Begin Data section

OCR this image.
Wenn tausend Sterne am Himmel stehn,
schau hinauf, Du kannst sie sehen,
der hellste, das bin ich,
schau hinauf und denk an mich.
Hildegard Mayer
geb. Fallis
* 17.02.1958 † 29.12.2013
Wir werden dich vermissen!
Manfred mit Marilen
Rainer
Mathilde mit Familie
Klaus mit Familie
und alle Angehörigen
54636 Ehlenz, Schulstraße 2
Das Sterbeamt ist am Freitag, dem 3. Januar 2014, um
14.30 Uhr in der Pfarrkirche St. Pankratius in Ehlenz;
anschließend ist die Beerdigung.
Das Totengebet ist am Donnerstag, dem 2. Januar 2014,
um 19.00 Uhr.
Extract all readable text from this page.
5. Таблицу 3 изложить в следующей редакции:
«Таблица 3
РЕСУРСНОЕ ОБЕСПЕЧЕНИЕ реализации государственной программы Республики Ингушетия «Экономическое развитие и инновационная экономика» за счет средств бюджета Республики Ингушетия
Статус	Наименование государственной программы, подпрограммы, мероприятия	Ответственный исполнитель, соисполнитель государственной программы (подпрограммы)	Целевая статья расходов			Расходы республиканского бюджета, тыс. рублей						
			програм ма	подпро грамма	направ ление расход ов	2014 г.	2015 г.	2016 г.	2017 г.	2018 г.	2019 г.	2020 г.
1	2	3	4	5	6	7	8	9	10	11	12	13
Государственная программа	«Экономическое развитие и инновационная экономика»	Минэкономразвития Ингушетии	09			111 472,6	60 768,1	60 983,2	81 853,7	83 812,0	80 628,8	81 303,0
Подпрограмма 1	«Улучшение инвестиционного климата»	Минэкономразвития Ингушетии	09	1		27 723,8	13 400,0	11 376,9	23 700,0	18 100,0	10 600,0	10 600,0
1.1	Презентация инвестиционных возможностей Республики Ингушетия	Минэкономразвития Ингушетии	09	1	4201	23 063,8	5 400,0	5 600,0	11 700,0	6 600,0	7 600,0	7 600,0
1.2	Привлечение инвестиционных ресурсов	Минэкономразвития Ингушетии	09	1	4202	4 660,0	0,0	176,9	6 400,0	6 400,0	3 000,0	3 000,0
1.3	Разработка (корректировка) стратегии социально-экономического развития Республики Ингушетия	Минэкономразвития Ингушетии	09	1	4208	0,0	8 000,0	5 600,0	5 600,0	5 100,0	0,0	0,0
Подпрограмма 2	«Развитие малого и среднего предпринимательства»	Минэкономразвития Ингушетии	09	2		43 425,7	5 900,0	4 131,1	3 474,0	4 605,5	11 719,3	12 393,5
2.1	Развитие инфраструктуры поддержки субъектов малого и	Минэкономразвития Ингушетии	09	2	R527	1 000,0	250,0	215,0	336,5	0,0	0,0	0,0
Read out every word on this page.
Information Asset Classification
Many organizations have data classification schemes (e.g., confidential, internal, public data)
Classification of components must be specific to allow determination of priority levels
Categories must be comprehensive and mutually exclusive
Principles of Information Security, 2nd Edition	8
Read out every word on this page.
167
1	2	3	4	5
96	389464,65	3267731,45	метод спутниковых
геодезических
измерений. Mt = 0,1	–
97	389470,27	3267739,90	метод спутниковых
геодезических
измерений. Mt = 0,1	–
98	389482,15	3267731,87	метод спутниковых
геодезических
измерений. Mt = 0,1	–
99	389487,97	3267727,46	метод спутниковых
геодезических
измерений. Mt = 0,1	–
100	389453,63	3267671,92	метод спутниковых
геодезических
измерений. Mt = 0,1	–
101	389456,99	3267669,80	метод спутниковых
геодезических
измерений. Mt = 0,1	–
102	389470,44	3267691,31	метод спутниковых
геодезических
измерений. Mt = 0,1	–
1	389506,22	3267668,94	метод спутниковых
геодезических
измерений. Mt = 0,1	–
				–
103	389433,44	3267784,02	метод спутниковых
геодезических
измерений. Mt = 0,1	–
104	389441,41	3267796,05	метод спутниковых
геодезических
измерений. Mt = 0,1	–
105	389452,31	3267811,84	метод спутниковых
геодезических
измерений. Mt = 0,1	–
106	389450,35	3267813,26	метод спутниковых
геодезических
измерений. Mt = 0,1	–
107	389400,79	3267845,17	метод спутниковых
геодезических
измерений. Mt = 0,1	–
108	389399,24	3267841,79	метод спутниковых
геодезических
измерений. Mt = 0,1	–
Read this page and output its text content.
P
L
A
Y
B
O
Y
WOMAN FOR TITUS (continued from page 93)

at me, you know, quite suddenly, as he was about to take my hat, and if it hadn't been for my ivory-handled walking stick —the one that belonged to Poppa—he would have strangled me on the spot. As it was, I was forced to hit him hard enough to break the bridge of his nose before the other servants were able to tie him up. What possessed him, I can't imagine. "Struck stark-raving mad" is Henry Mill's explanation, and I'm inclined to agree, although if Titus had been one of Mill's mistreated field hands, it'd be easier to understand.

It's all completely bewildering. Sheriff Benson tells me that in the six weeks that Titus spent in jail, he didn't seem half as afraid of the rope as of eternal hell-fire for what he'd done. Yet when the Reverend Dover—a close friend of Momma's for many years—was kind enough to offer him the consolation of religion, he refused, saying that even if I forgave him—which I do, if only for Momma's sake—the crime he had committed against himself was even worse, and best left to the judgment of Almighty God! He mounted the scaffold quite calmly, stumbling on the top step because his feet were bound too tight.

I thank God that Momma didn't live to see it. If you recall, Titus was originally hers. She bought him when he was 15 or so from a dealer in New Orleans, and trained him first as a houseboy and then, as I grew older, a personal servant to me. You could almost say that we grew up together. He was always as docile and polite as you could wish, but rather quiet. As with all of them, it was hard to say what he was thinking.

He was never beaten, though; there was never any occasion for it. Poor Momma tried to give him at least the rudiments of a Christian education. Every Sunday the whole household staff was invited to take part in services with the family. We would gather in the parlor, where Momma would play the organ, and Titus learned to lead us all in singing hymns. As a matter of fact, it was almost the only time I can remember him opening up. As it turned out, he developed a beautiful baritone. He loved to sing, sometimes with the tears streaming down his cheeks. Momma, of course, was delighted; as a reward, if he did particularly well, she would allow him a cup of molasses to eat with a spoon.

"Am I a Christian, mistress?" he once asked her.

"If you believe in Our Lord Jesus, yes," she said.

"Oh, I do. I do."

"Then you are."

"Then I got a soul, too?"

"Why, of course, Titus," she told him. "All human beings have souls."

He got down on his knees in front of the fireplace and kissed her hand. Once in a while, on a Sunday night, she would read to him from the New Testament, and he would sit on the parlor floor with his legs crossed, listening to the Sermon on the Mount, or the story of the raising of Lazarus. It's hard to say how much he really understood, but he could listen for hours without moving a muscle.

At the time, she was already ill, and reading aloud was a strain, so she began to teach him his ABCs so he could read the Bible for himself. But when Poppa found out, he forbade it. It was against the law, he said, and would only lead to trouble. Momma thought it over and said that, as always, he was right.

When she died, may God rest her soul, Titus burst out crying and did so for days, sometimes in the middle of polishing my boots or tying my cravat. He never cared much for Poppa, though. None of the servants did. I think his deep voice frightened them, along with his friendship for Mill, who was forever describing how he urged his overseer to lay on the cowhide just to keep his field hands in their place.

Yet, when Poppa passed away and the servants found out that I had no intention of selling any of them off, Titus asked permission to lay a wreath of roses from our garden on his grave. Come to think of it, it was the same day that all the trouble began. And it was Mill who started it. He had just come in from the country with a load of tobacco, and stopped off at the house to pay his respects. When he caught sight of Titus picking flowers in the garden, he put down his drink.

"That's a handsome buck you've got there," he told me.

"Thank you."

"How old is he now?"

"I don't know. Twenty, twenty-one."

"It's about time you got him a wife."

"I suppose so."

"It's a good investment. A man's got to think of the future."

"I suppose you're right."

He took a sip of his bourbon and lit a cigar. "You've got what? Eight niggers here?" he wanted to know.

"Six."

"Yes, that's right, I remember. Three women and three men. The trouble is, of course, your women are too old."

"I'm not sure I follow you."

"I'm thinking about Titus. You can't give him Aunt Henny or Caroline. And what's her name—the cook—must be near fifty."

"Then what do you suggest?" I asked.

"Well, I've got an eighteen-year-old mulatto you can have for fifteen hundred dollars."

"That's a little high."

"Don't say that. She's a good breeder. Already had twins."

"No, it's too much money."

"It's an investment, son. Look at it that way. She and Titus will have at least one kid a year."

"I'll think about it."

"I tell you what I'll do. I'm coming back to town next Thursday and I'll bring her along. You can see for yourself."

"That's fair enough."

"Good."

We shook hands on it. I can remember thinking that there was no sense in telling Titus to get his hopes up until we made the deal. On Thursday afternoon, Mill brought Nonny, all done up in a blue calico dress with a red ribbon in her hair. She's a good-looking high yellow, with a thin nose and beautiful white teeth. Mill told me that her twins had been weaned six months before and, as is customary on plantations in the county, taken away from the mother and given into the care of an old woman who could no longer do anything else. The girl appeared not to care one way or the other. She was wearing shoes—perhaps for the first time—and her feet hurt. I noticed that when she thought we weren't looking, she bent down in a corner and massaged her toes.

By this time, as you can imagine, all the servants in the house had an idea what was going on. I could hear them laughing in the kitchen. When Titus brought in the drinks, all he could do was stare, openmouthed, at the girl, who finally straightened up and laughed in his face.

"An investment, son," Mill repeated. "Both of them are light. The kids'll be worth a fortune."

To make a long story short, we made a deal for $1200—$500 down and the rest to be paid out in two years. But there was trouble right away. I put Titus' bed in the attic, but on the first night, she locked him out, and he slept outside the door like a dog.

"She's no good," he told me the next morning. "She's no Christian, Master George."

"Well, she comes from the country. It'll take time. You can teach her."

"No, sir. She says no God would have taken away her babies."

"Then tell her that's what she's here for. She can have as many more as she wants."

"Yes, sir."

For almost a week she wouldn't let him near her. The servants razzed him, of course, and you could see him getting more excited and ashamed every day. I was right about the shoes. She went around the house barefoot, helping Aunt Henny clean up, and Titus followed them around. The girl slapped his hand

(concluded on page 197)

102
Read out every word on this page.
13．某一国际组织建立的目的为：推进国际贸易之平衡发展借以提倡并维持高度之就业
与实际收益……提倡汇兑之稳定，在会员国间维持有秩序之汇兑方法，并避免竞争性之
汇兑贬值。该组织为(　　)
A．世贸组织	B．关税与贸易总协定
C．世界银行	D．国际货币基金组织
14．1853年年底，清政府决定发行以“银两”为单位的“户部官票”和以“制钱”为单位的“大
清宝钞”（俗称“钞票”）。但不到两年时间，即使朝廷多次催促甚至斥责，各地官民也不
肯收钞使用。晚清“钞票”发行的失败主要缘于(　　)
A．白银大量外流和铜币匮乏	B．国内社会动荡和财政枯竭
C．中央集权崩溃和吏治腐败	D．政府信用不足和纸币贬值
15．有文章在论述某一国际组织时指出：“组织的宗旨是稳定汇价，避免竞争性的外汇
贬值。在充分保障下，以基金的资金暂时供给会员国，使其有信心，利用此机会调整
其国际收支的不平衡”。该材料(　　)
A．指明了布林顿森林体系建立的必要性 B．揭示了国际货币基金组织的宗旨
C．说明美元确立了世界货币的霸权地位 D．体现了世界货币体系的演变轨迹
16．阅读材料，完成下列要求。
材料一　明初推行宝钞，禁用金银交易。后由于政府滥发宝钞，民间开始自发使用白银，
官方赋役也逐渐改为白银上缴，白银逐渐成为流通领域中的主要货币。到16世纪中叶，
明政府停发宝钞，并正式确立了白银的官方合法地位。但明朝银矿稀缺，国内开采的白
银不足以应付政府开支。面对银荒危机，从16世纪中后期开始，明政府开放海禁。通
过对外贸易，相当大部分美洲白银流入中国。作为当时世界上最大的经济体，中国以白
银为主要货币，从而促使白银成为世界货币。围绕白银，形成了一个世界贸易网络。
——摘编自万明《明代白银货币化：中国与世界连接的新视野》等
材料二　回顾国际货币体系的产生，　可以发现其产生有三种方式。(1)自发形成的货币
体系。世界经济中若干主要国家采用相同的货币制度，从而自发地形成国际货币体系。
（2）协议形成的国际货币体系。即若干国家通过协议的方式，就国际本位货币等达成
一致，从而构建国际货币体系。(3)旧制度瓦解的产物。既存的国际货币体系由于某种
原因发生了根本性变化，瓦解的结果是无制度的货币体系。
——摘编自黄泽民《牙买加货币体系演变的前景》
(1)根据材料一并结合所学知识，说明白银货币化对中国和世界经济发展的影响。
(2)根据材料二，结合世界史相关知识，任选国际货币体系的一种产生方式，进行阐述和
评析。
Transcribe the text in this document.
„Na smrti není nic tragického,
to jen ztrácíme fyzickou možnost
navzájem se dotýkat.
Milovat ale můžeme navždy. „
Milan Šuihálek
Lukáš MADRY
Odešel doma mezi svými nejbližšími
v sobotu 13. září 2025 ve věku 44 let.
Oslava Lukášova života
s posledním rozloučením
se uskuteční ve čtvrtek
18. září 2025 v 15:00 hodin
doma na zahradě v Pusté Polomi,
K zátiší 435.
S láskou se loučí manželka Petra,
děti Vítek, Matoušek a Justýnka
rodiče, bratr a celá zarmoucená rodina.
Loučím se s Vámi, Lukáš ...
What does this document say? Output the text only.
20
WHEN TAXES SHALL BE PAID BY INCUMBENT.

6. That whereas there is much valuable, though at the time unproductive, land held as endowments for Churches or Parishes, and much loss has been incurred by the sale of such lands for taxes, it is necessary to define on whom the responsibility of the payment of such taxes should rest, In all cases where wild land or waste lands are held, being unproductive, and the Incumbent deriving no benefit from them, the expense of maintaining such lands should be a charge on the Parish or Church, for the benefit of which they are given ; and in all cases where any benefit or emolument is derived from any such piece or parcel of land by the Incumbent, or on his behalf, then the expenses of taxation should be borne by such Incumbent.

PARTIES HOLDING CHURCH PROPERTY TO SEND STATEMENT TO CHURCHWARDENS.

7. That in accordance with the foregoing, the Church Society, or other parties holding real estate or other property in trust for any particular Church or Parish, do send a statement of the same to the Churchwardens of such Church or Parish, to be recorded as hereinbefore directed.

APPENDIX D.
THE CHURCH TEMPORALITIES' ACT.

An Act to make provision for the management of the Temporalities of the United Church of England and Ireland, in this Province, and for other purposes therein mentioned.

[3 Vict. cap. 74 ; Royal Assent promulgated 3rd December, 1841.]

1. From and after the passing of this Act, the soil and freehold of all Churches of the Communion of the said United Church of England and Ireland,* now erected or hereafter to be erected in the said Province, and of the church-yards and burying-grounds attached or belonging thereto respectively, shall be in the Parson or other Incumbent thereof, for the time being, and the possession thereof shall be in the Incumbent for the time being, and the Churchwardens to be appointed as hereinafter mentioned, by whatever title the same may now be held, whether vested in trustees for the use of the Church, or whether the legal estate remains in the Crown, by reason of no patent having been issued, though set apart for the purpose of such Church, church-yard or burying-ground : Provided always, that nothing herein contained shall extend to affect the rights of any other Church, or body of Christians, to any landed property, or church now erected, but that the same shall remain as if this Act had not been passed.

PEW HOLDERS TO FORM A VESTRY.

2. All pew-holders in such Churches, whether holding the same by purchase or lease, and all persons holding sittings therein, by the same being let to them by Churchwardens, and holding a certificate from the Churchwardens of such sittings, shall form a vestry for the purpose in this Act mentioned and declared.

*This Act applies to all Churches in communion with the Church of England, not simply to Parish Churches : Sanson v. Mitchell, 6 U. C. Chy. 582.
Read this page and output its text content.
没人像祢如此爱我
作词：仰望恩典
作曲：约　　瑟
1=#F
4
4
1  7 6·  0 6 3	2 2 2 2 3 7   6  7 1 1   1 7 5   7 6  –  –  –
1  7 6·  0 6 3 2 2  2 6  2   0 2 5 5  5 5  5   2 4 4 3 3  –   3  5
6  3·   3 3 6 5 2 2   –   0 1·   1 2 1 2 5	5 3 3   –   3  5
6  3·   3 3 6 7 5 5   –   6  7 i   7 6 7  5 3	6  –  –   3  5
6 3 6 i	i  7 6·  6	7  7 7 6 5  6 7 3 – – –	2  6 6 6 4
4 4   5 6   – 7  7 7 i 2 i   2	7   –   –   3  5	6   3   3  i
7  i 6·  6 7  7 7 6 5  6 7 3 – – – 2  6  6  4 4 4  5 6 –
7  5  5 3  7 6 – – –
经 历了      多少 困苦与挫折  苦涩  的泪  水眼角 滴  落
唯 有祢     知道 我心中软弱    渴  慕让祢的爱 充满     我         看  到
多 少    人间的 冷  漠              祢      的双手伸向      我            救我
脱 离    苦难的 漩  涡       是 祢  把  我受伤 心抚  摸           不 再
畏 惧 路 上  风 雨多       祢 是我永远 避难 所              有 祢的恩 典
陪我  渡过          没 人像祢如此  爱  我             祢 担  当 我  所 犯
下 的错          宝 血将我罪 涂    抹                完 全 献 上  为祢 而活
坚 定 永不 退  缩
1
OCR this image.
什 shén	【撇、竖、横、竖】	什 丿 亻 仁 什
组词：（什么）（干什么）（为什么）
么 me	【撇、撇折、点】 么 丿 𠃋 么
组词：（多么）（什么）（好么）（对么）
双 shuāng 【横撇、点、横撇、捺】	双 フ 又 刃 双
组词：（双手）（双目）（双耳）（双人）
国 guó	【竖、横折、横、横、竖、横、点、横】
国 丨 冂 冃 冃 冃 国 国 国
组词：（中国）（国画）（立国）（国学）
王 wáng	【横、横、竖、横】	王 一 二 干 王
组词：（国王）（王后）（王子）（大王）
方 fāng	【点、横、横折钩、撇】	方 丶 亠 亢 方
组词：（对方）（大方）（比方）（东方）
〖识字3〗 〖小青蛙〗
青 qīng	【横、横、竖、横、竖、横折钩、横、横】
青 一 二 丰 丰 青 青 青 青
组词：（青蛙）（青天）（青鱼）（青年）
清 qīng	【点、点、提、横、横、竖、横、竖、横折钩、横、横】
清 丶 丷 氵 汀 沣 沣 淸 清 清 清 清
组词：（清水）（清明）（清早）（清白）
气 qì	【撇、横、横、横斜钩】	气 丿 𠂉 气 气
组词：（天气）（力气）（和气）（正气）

End Data section

| Your instructions |
Search the data above for the word "Ингушетия", then gather each line in which it appears.

| Response to this task |
РЕСУРСНОЕ ОБЕСПЕЧЕНИЕ реализации государственной программы Республики Ингушетия «Экономическое развитие и инновационная экономика» за счет средств бюджета Республики Ингушетия
1.1	Презентация инвестиционных возможностей Республики Ингушетия	Минэкономразвития Ингушетии	09	1	4201	23 063,8	5 400,0	5 600,0	11 700,0	6 600,0	7 600,0	7 600,0
1.3	Разработка (корректировка) стратегии социально-экономического развития Республики Ингушетия	Минэкономразвития Ингушетии	09	1	4208	0,0	8 000,0	5 600,0	5 600,0	5 100,0	0,0	0,0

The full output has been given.